[DO THIS] Reproduce the records below exactly, leaving out any pictures.

[RECORDS SUPPLIED]
* * * * * * * * *
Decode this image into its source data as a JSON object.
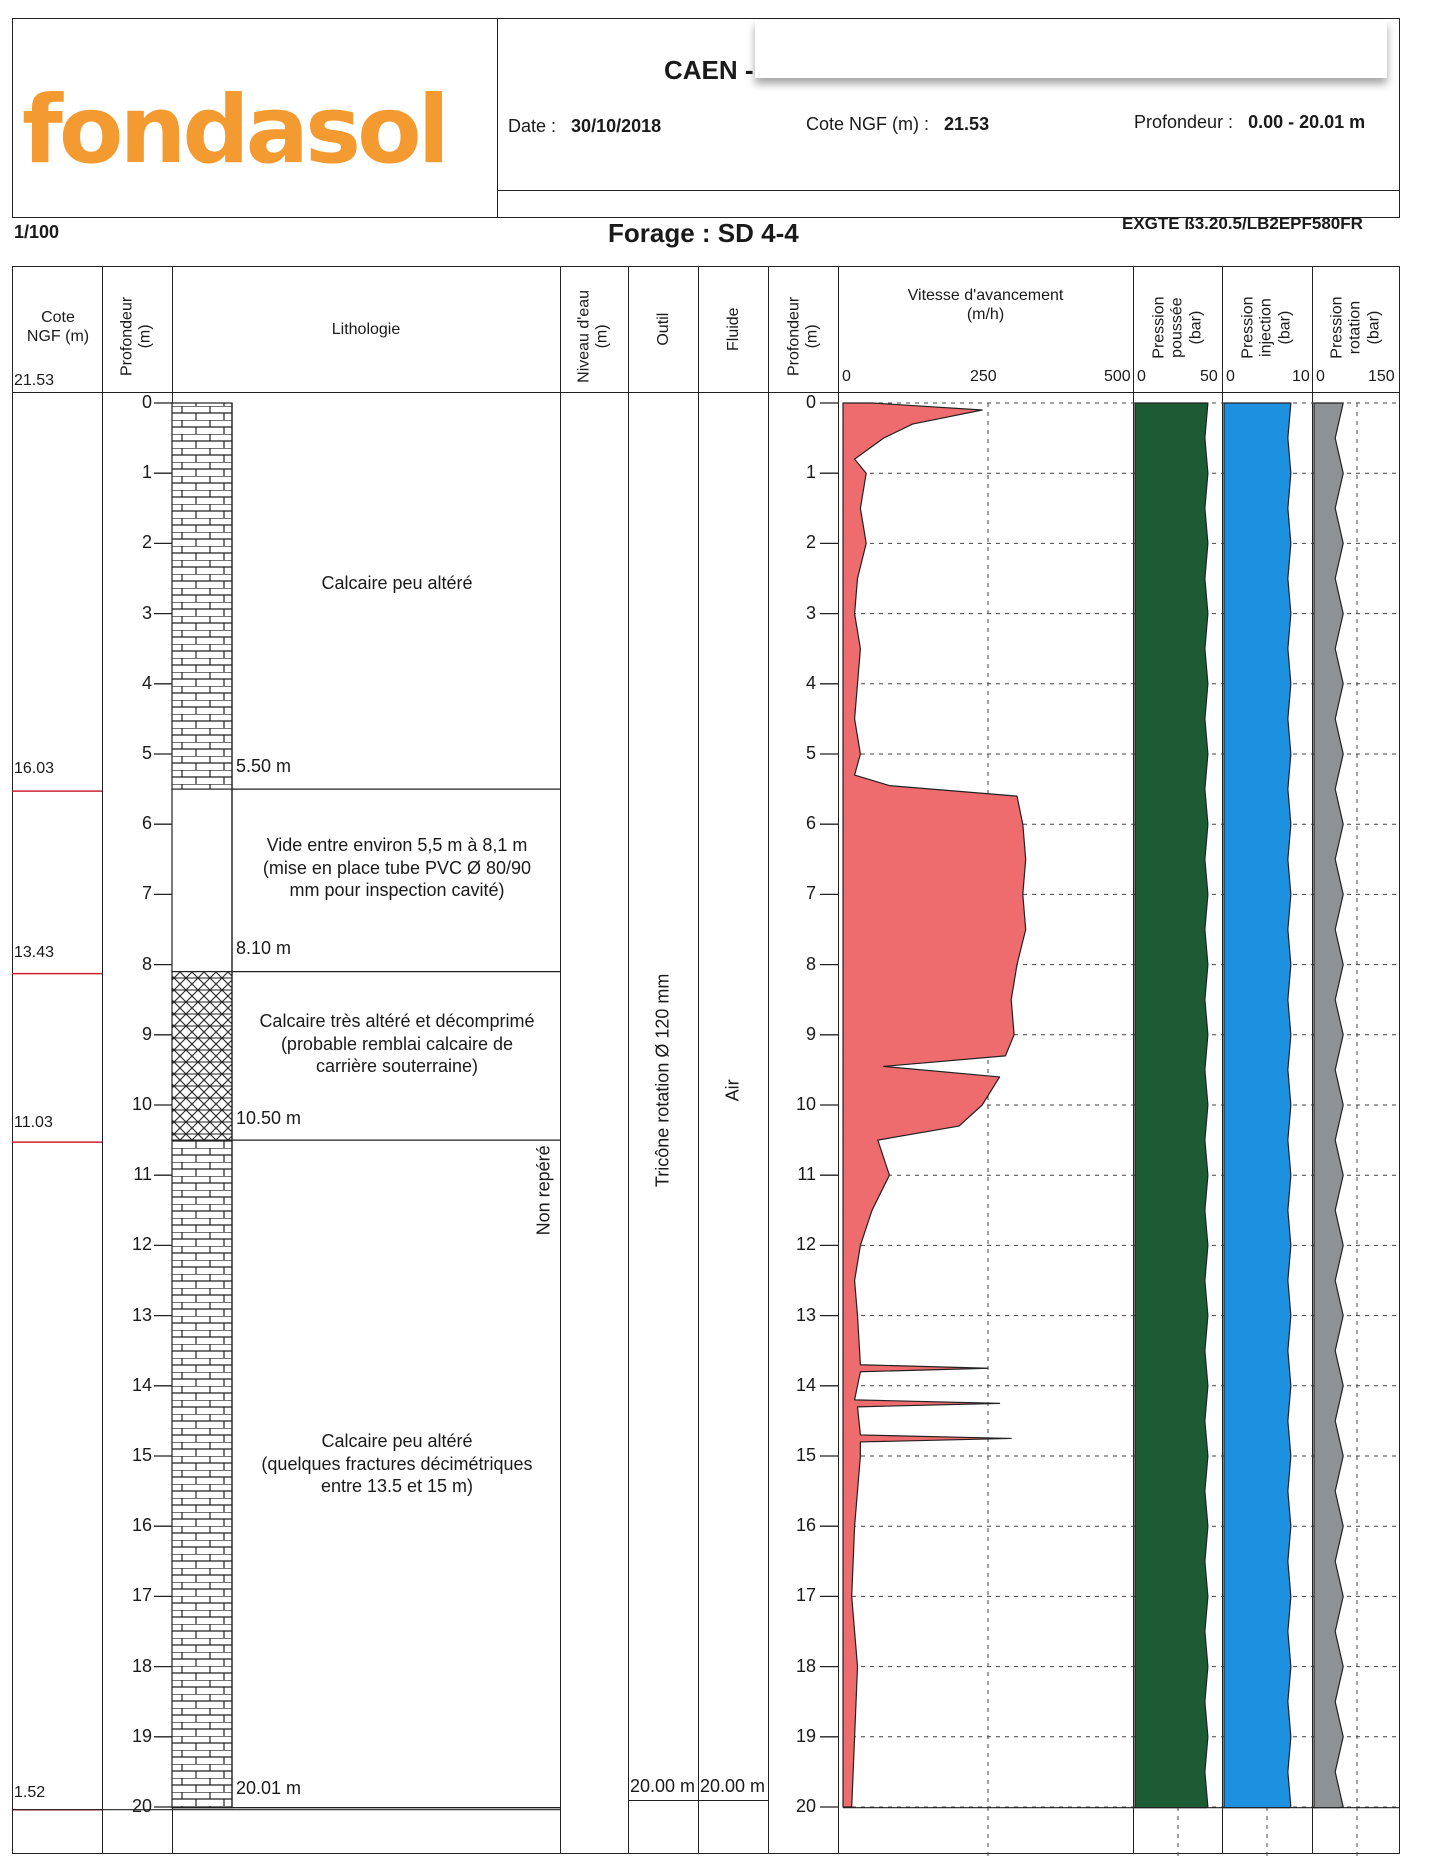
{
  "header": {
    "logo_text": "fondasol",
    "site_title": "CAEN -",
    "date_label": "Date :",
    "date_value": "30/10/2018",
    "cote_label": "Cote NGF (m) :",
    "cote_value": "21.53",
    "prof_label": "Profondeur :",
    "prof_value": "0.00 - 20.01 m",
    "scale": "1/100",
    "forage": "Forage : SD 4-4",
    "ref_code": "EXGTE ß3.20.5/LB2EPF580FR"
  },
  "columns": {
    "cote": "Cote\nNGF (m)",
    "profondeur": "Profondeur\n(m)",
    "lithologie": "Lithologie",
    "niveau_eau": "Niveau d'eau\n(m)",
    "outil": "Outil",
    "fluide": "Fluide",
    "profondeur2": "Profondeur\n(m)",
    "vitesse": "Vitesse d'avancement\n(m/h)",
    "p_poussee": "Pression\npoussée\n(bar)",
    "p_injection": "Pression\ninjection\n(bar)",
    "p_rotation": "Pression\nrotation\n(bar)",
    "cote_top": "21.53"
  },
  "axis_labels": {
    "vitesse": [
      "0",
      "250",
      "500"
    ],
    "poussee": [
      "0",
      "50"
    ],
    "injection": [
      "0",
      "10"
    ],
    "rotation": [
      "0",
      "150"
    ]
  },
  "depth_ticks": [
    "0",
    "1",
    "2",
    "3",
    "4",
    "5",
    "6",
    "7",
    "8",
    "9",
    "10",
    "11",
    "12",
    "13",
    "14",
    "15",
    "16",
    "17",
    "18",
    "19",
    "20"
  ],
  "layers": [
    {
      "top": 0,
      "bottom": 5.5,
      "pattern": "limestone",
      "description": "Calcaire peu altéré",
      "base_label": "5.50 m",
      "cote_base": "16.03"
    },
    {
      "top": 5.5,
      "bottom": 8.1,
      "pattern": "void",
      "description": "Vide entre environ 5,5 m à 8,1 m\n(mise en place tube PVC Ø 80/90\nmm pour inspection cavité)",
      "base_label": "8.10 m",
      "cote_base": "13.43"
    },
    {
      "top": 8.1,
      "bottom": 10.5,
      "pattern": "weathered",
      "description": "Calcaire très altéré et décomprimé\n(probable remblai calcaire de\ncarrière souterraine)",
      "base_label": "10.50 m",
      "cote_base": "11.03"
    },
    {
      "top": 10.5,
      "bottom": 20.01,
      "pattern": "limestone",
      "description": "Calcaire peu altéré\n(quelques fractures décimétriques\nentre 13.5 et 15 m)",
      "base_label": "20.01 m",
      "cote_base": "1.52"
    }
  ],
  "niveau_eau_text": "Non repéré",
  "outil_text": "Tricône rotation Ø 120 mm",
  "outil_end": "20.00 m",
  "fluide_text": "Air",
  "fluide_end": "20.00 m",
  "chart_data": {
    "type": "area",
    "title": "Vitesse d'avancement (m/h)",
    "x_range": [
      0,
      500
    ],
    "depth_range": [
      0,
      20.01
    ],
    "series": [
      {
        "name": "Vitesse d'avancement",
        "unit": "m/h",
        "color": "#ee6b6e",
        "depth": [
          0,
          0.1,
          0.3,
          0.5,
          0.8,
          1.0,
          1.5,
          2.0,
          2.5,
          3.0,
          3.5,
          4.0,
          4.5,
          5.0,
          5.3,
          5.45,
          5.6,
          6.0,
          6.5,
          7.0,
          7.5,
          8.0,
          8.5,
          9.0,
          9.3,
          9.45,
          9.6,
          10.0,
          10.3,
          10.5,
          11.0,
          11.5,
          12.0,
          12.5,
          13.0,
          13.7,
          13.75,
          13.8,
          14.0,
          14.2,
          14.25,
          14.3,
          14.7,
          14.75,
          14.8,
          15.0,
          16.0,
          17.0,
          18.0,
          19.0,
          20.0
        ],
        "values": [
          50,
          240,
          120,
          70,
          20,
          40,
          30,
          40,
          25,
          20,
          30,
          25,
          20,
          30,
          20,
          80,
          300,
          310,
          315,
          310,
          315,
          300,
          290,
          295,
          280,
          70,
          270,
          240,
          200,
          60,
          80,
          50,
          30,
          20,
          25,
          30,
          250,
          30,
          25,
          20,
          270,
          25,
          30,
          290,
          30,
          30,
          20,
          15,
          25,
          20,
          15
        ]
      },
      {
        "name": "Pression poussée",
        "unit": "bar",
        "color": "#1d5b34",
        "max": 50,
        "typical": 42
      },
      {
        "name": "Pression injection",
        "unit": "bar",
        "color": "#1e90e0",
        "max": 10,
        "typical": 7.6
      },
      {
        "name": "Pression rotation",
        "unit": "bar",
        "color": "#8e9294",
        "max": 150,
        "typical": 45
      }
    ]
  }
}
* * * * * * * * *
[SOLUTION]
Decode this image into its source data as a JSON object.
{
  "header": {
    "logo_text": "fondasol",
    "site_title": "CAEN -",
    "date_label": "Date :",
    "date_value": "30/10/2018",
    "cote_label": "Cote NGF (m) :",
    "cote_value": "21.53",
    "prof_label": "Profondeur :",
    "prof_value": "0.00 - 20.01 m",
    "scale": "1/100",
    "forage": "Forage : SD 4-4",
    "ref_code": "EXGTE ß3.20.5/LB2EPF580FR"
  },
  "columns": {
    "cote": "Cote\nNGF (m)",
    "profondeur": "Profondeur\n(m)",
    "lithologie": "Lithologie",
    "niveau_eau": "Niveau d'eau\n(m)",
    "outil": "Outil",
    "fluide": "Fluide",
    "profondeur2": "Profondeur\n(m)",
    "vitesse": "Vitesse d'avancement\n(m/h)",
    "p_poussee": "Pression\npoussée\n(bar)",
    "p_injection": "Pression\ninjection\n(bar)",
    "p_rotation": "Pression\nrotation\n(bar)",
    "cote_top": "21.53"
  },
  "axis_labels": {
    "vitesse": [
      "0",
      "250",
      "500"
    ],
    "poussee": [
      "0",
      "50"
    ],
    "injection": [
      "0",
      "10"
    ],
    "rotation": [
      "0",
      "150"
    ]
  },
  "depth_ticks": [
    "0",
    "1",
    "2",
    "3",
    "4",
    "5",
    "6",
    "7",
    "8",
    "9",
    "10",
    "11",
    "12",
    "13",
    "14",
    "15",
    "16",
    "17",
    "18",
    "19",
    "20"
  ],
  "layers": [
    {
      "top": 0,
      "bottom": 5.5,
      "pattern": "limestone",
      "description": "Calcaire peu altéré",
      "base_label": "5.50 m",
      "cote_base": "16.03"
    },
    {
      "top": 5.5,
      "bottom": 8.1,
      "pattern": "void",
      "description": "Vide entre environ 5,5 m à 8,1 m\n(mise en place tube PVC Ø 80/90\nmm pour inspection cavité)",
      "base_label": "8.10 m",
      "cote_base": "13.43"
    },
    {
      "top": 8.1,
      "bottom": 10.5,
      "pattern": "weathered",
      "description": "Calcaire très altéré et décomprimé\n(probable remblai calcaire de\ncarrière souterraine)",
      "base_label": "10.50 m",
      "cote_base": "11.03"
    },
    {
      "top": 10.5,
      "bottom": 20.01,
      "pattern": "limestone",
      "description": "Calcaire peu altéré\n(quelques fractures décimétriques\nentre 13.5 et 15 m)",
      "base_label": "20.01 m",
      "cote_base": "1.52"
    }
  ],
  "niveau_eau_text": "Non repéré",
  "outil_text": "Tricône rotation Ø 120 mm",
  "outil_end": "20.00 m",
  "fluide_text": "Air",
  "fluide_end": "20.00 m",
  "chart_data": {
    "type": "area",
    "title": "Vitesse d'avancement (m/h)",
    "x_range": [
      0,
      500
    ],
    "depth_range": [
      0,
      20.01
    ],
    "series": [
      {
        "name": "Vitesse d'avancement",
        "unit": "m/h",
        "color": "#ee6b6e",
        "depth": [
          0,
          0.1,
          0.3,
          0.5,
          0.8,
          1.0,
          1.5,
          2.0,
          2.5,
          3.0,
          3.5,
          4.0,
          4.5,
          5.0,
          5.3,
          5.45,
          5.6,
          6.0,
          6.5,
          7.0,
          7.5,
          8.0,
          8.5,
          9.0,
          9.3,
          9.45,
          9.6,
          10.0,
          10.3,
          10.5,
          11.0,
          11.5,
          12.0,
          12.5,
          13.0,
          13.7,
          13.75,
          13.8,
          14.0,
          14.2,
          14.25,
          14.3,
          14.7,
          14.75,
          14.8,
          15.0,
          16.0,
          17.0,
          18.0,
          19.0,
          20.0
        ],
        "values": [
          50,
          240,
          120,
          70,
          20,
          40,
          30,
          40,
          25,
          20,
          30,
          25,
          20,
          30,
          20,
          80,
          300,
          310,
          315,
          310,
          315,
          300,
          290,
          295,
          280,
          70,
          270,
          240,
          200,
          60,
          80,
          50,
          30,
          20,
          25,
          30,
          250,
          30,
          25,
          20,
          270,
          25,
          30,
          290,
          30,
          30,
          20,
          15,
          25,
          20,
          15
        ]
      },
      {
        "name": "Pression poussée",
        "unit": "bar",
        "color": "#1d5b34",
        "max": 50,
        "typical": 42
      },
      {
        "name": "Pression injection",
        "unit": "bar",
        "color": "#1e90e0",
        "max": 10,
        "typical": 7.6
      },
      {
        "name": "Pression rotation",
        "unit": "bar",
        "color": "#8e9294",
        "max": 150,
        "typical": 45
      }
    ]
  }
}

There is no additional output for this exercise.